*** Data records ***

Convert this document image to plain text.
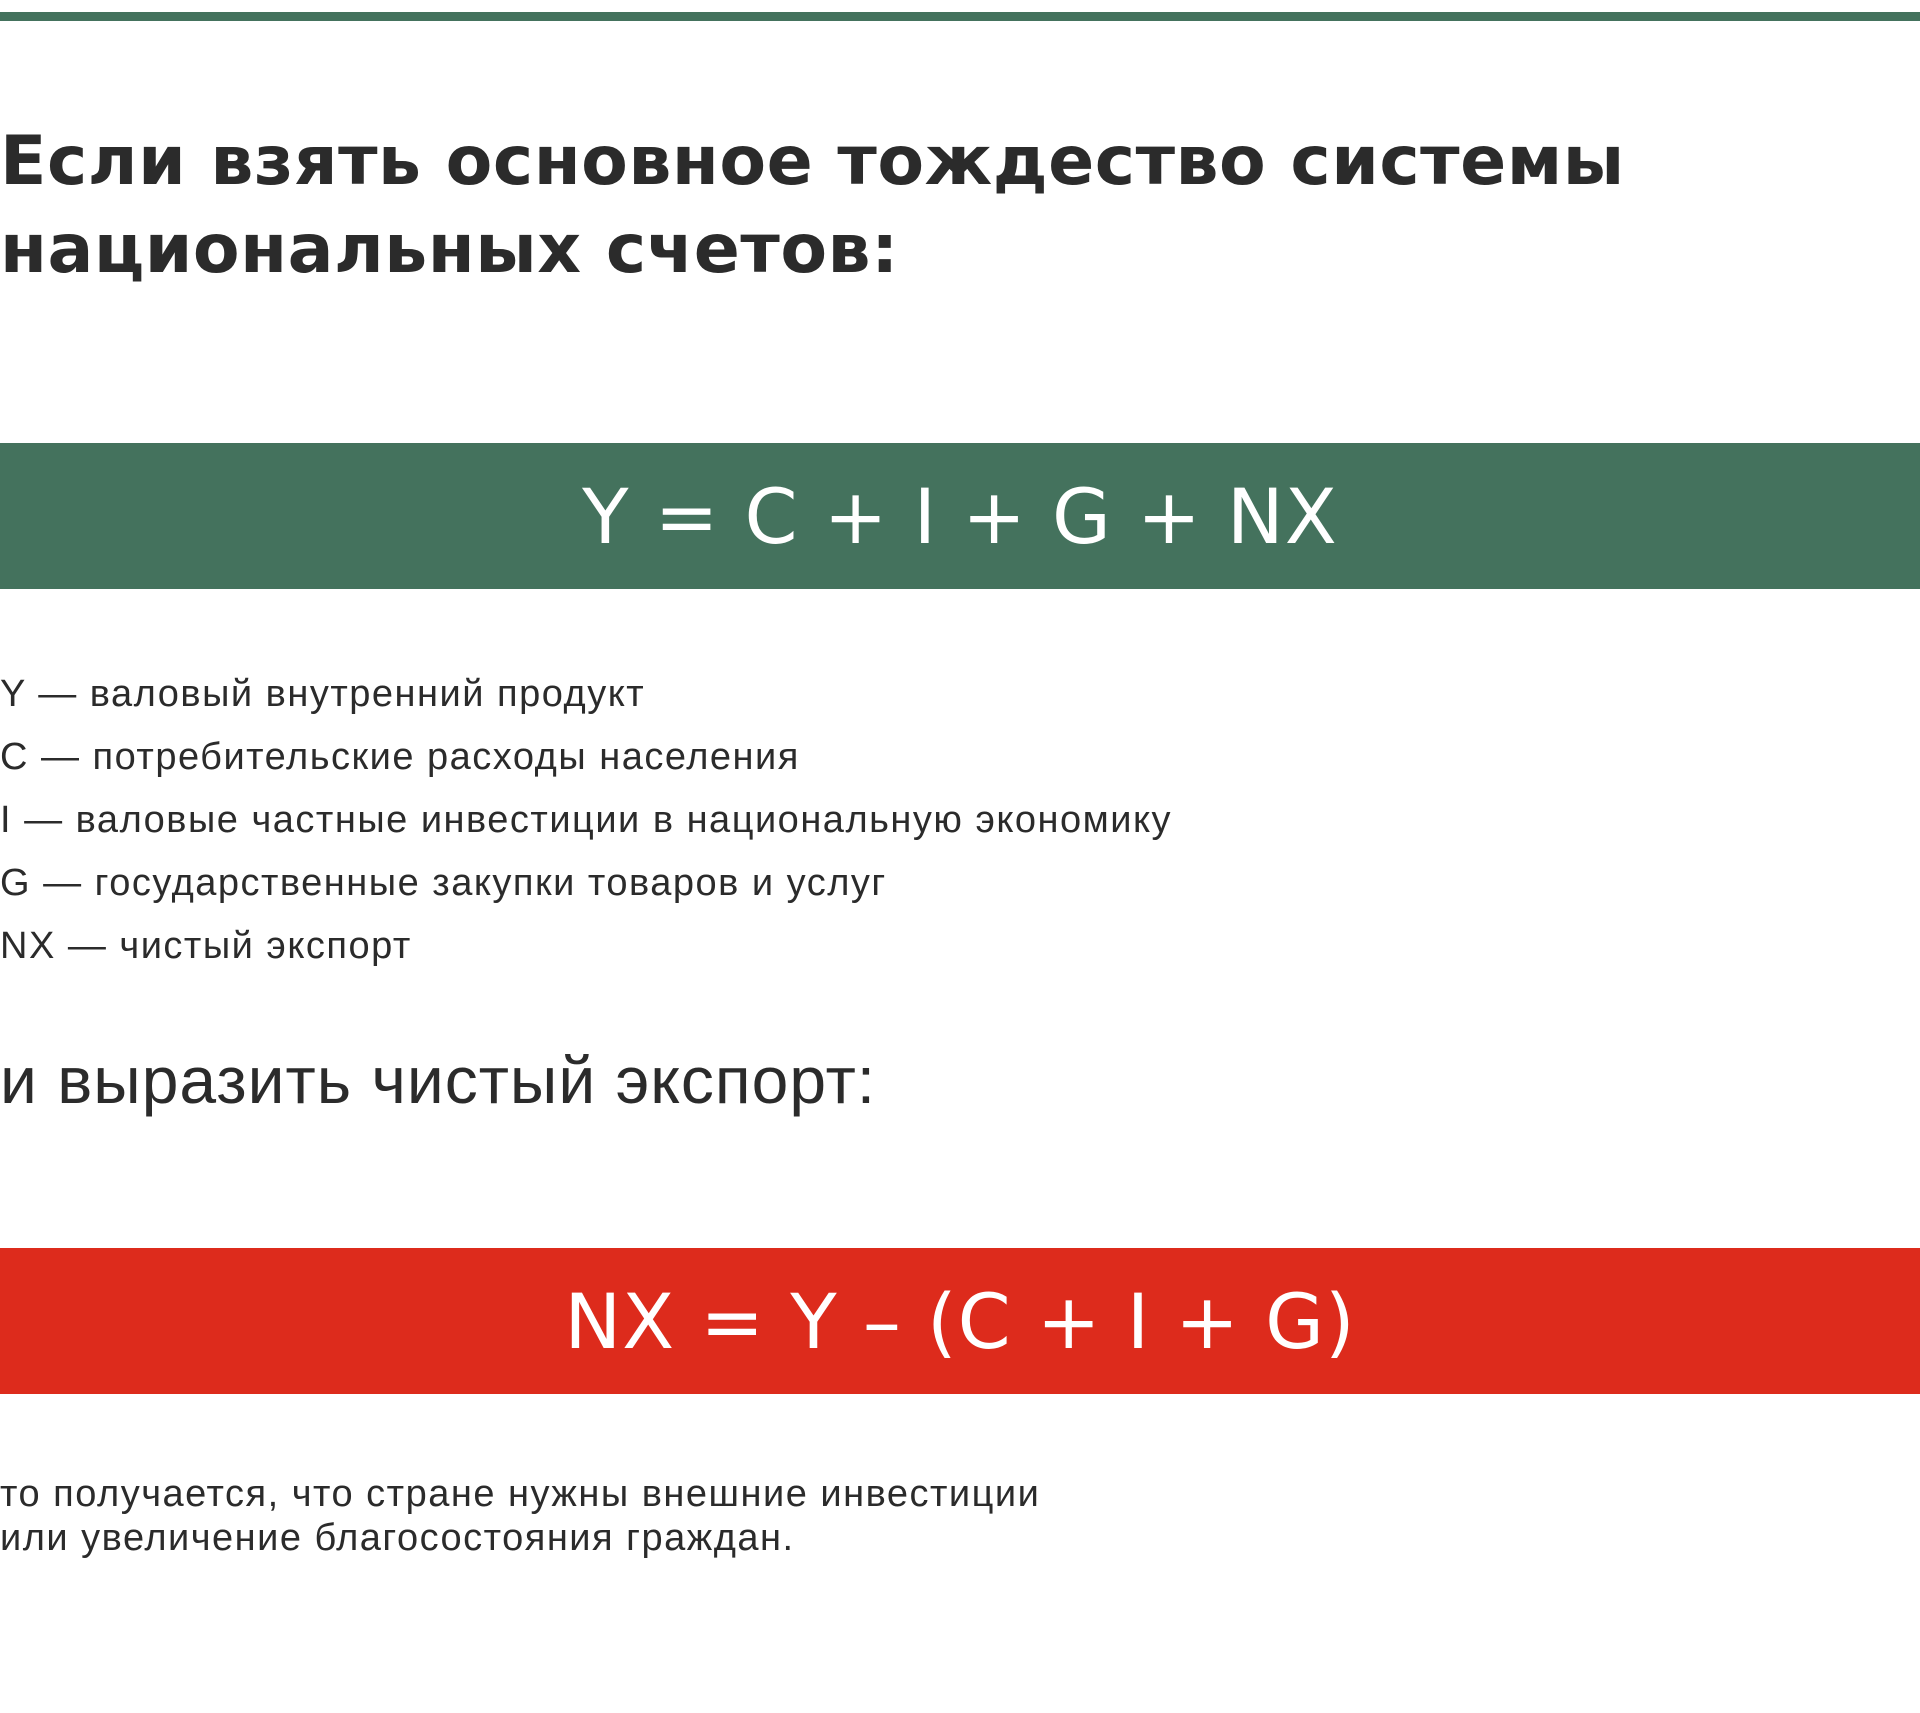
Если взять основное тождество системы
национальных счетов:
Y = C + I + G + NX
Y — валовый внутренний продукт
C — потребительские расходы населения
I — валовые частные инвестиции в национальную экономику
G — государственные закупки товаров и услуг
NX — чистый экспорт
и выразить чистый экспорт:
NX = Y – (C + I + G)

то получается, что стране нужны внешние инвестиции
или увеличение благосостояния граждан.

***
*** Data records ***

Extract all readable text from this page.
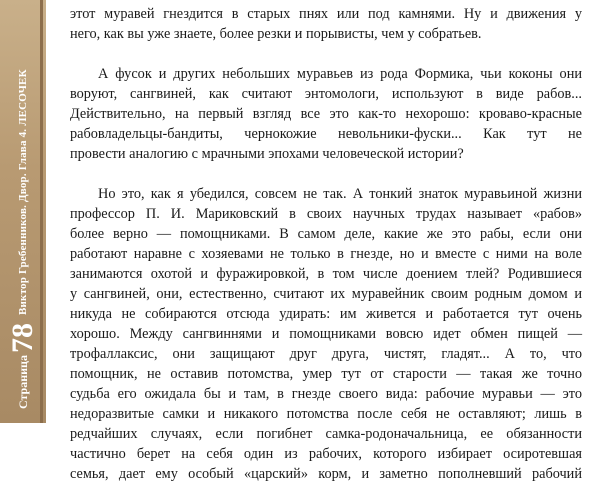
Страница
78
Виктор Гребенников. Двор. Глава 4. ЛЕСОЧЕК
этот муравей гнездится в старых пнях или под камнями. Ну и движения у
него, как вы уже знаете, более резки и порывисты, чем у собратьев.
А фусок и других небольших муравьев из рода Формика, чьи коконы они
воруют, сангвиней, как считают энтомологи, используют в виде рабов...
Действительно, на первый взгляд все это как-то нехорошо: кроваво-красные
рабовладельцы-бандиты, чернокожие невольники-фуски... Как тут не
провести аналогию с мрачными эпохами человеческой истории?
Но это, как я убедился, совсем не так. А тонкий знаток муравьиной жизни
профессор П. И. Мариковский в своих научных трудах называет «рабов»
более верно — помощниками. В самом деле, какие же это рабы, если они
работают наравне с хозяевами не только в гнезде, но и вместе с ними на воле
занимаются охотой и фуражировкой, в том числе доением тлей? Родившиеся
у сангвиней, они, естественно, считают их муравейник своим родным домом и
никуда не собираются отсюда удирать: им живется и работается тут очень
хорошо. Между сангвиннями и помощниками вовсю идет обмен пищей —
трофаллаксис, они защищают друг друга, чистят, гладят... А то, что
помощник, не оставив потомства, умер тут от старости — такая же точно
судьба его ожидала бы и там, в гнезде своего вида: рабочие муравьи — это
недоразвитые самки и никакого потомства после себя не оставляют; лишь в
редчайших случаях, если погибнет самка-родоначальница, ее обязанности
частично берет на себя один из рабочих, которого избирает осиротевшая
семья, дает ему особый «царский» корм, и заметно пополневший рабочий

***

» What is needed: Show the lines of the records that include the string "считают".

» Full output:
воруют, сангвиней, как считают энтомологи, используют в виде рабов...
у сангвиней, они, естественно, считают их муравейник своим родным домом и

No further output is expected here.